_The request_
Wherever the string "Surface" appears, copy the whole line.
━━━ Extracted information ━━━
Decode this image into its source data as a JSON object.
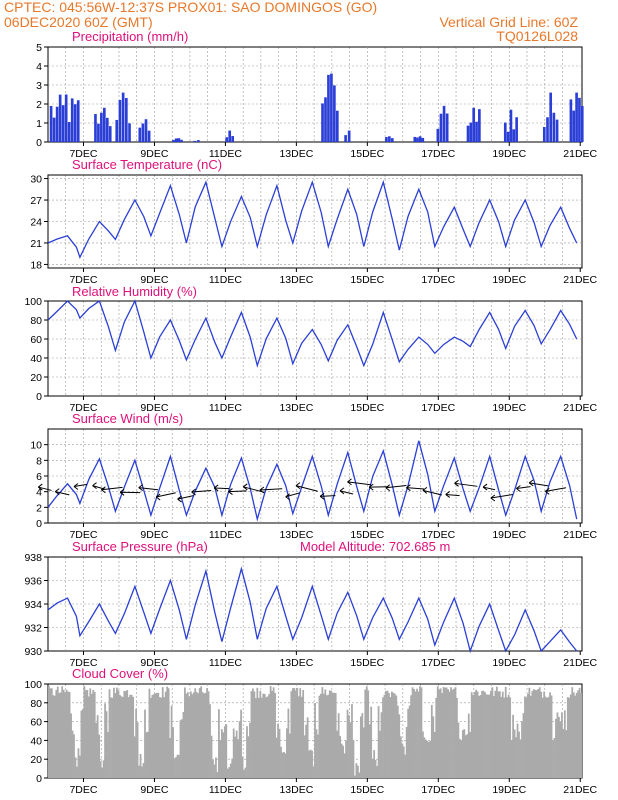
{
  "header": {
    "line1_left": "CPTEC:   045:56W-12:37S   PROX01: SAO DOMINGOS (GO)",
    "line2_left": "06DEC2020 60Z (GMT)",
    "line2_right": "Vertical Grid Line: 60Z",
    "line3_right": "TQ0126L028"
  },
  "colors": {
    "header": "#e8782a",
    "titles": "#e0107a",
    "line": "#2b3fd6",
    "cloud": "#aaaaaa",
    "grid": "#9a9a9a"
  },
  "x_tick_labels": [
    "7DEC",
    "9DEC",
    "11DEC",
    "13DEC",
    "15DEC",
    "17DEC",
    "19DEC",
    "21DEC"
  ],
  "chart_data": [
    {
      "type": "bar",
      "title": "Precipitation (mm/h)",
      "ylim": [
        0,
        5
      ],
      "yticks": [
        0,
        1,
        2,
        3,
        4,
        5
      ],
      "x_days": [
        6,
        7,
        8,
        9,
        10,
        11,
        12,
        13,
        14,
        15,
        16,
        17,
        18,
        19,
        20,
        21
      ],
      "bursts": [
        {
          "day": 6.05,
          "width": 0.85,
          "peak": 2.5
        },
        {
          "day": 7.3,
          "width": 0.5,
          "peak": 1.8
        },
        {
          "day": 7.9,
          "width": 0.45,
          "peak": 2.6
        },
        {
          "day": 8.55,
          "width": 0.35,
          "peak": 1.2
        },
        {
          "day": 9.5,
          "width": 0.3,
          "peak": 0.2
        },
        {
          "day": 10.1,
          "width": 0.2,
          "peak": 0.1
        },
        {
          "day": 11.0,
          "width": 0.25,
          "peak": 0.6
        },
        {
          "day": 13.7,
          "width": 0.5,
          "peak": 3.6
        },
        {
          "day": 14.35,
          "width": 0.2,
          "peak": 0.6
        },
        {
          "day": 15.5,
          "width": 0.25,
          "peak": 0.3
        },
        {
          "day": 16.3,
          "width": 0.3,
          "peak": 0.3
        },
        {
          "day": 16.95,
          "width": 0.35,
          "peak": 1.9
        },
        {
          "day": 17.8,
          "width": 0.4,
          "peak": 1.8
        },
        {
          "day": 18.85,
          "width": 0.4,
          "peak": 1.7
        },
        {
          "day": 19.95,
          "width": 0.45,
          "peak": 2.6
        },
        {
          "day": 20.7,
          "width": 0.4,
          "peak": 2.6
        }
      ]
    },
    {
      "type": "line",
      "title": "Surface Temperature (nC)",
      "ylim": [
        17.5,
        30.5
      ],
      "yticks": [
        18,
        21,
        24,
        27,
        30
      ],
      "min_max_by_day": [
        {
          "day": 6.0,
          "min": 21.0,
          "max": 22.0
        },
        {
          "day": 6.9,
          "min": 19.0,
          "max": 24.0
        },
        {
          "day": 7.9,
          "min": 21.5,
          "max": 27.0
        },
        {
          "day": 8.9,
          "min": 22.0,
          "max": 29.0
        },
        {
          "day": 9.9,
          "min": 21.0,
          "max": 29.5
        },
        {
          "day": 10.9,
          "min": 20.5,
          "max": 27.5
        },
        {
          "day": 11.9,
          "min": 20.5,
          "max": 29.0
        },
        {
          "day": 12.9,
          "min": 21.0,
          "max": 29.5
        },
        {
          "day": 13.9,
          "min": 20.5,
          "max": 28.5
        },
        {
          "day": 14.9,
          "min": 20.5,
          "max": 29.5
        },
        {
          "day": 15.9,
          "min": 20.0,
          "max": 28.5
        },
        {
          "day": 16.9,
          "min": 20.5,
          "max": 26.0
        },
        {
          "day": 17.9,
          "min": 20.5,
          "max": 27.0
        },
        {
          "day": 18.9,
          "min": 20.5,
          "max": 27.0
        },
        {
          "day": 19.9,
          "min": 20.5,
          "max": 26.0
        },
        {
          "day": 20.9,
          "min": 21.0,
          "max": 26.5
        }
      ]
    },
    {
      "type": "line",
      "title": "Relative Humidity (%)",
      "ylim": [
        0,
        100
      ],
      "yticks": [
        0,
        20,
        40,
        60,
        80,
        100
      ],
      "min_max_by_day": [
        {
          "day": 6.0,
          "min": 80,
          "max": 100
        },
        {
          "day": 6.9,
          "min": 82,
          "max": 100
        },
        {
          "day": 7.9,
          "min": 48,
          "max": 100
        },
        {
          "day": 8.9,
          "min": 40,
          "max": 80
        },
        {
          "day": 9.9,
          "min": 38,
          "max": 82
        },
        {
          "day": 10.9,
          "min": 40,
          "max": 88
        },
        {
          "day": 11.9,
          "min": 32,
          "max": 82
        },
        {
          "day": 12.9,
          "min": 34,
          "max": 70
        },
        {
          "day": 13.9,
          "min": 37,
          "max": 75
        },
        {
          "day": 14.9,
          "min": 32,
          "max": 88
        },
        {
          "day": 15.9,
          "min": 36,
          "max": 62
        },
        {
          "day": 16.9,
          "min": 45,
          "max": 62
        },
        {
          "day": 17.9,
          "min": 52,
          "max": 88
        },
        {
          "day": 18.9,
          "min": 50,
          "max": 90
        },
        {
          "day": 19.9,
          "min": 55,
          "max": 90
        },
        {
          "day": 20.9,
          "min": 60,
          "max": 98
        }
      ]
    },
    {
      "type": "line",
      "title": "Surface Wind (m/s)",
      "ylim": [
        0,
        12
      ],
      "yticks": [
        0,
        2,
        4,
        6,
        8,
        10
      ],
      "min_max_by_day": [
        {
          "day": 6.0,
          "min": 2.0,
          "max": 5.0
        },
        {
          "day": 6.9,
          "min": 2.5,
          "max": 8.2
        },
        {
          "day": 7.9,
          "min": 1.5,
          "max": 8.0
        },
        {
          "day": 8.9,
          "min": 1.0,
          "max": 8.5
        },
        {
          "day": 9.9,
          "min": 1.0,
          "max": 7.0
        },
        {
          "day": 10.9,
          "min": 1.0,
          "max": 8.3
        },
        {
          "day": 11.9,
          "min": 0.5,
          "max": 7.5
        },
        {
          "day": 12.9,
          "min": 1.2,
          "max": 8.5
        },
        {
          "day": 13.9,
          "min": 1.0,
          "max": 9.0
        },
        {
          "day": 14.9,
          "min": 1.5,
          "max": 9.2
        },
        {
          "day": 15.9,
          "min": 1.0,
          "max": 10.5
        },
        {
          "day": 16.9,
          "min": 1.5,
          "max": 8.3
        },
        {
          "day": 17.9,
          "min": 1.5,
          "max": 8.5
        },
        {
          "day": 18.9,
          "min": 1.0,
          "max": 8.5
        },
        {
          "day": 19.9,
          "min": 1.5,
          "max": 8.5
        },
        {
          "day": 20.9,
          "min": 0.5,
          "max": 9.0
        }
      ]
    },
    {
      "type": "line",
      "title": "Surface Pressure (hPa)",
      "subtitle": "Model Altitude: 702.685 m",
      "ylim": [
        930,
        938
      ],
      "yticks": [
        930,
        932,
        934,
        936,
        938
      ],
      "min_max_by_day": [
        {
          "day": 6.0,
          "min": 933.5,
          "max": 934.5
        },
        {
          "day": 6.9,
          "min": 931.3,
          "max": 934.0
        },
        {
          "day": 7.9,
          "min": 931.5,
          "max": 935.5
        },
        {
          "day": 8.9,
          "min": 931.5,
          "max": 936.0
        },
        {
          "day": 9.9,
          "min": 931.0,
          "max": 936.8
        },
        {
          "day": 10.9,
          "min": 930.8,
          "max": 937.0
        },
        {
          "day": 11.9,
          "min": 931.0,
          "max": 935.5
        },
        {
          "day": 12.9,
          "min": 931.0,
          "max": 935.5
        },
        {
          "day": 13.9,
          "min": 931.0,
          "max": 935.0
        },
        {
          "day": 14.9,
          "min": 931.0,
          "max": 934.5
        },
        {
          "day": 15.9,
          "min": 931.0,
          "max": 934.5
        },
        {
          "day": 16.9,
          "min": 930.5,
          "max": 934.5
        },
        {
          "day": 17.9,
          "min": 930.0,
          "max": 934.0
        },
        {
          "day": 18.9,
          "min": 929.8,
          "max": 933.5
        },
        {
          "day": 19.9,
          "min": 929.8,
          "max": 931.8
        },
        {
          "day": 20.9,
          "min": 929.5,
          "max": 931.8
        }
      ]
    },
    {
      "type": "area",
      "title": "Cloud Cover (%)",
      "ylim": [
        0,
        100
      ],
      "yticks": [
        0,
        20,
        40,
        60,
        80,
        100
      ],
      "typical_range": [
        85,
        98
      ],
      "dips": [
        {
          "day": 6.8,
          "low": 12
        },
        {
          "day": 7.5,
          "low": 10
        },
        {
          "day": 8.6,
          "low": 12
        },
        {
          "day": 9.6,
          "low": 15
        },
        {
          "day": 10.7,
          "low": 5
        },
        {
          "day": 11.1,
          "low": 2
        },
        {
          "day": 11.5,
          "low": 8
        },
        {
          "day": 12.6,
          "low": 15
        },
        {
          "day": 13.4,
          "low": 12
        },
        {
          "day": 14.3,
          "low": 20
        },
        {
          "day": 14.7,
          "low": 0
        },
        {
          "day": 15.2,
          "low": 10
        },
        {
          "day": 16.0,
          "low": 18
        },
        {
          "day": 16.7,
          "low": 25
        },
        {
          "day": 17.7,
          "low": 35
        },
        {
          "day": 19.2,
          "low": 40
        },
        {
          "day": 20.4,
          "low": 55
        }
      ]
    }
  ]
}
━━━
_Task result_
      "title": "Surface Temperature (nC)",
      "title": "Surface Wind (m/s)",
      "title": "Surface Pressure (hPa)",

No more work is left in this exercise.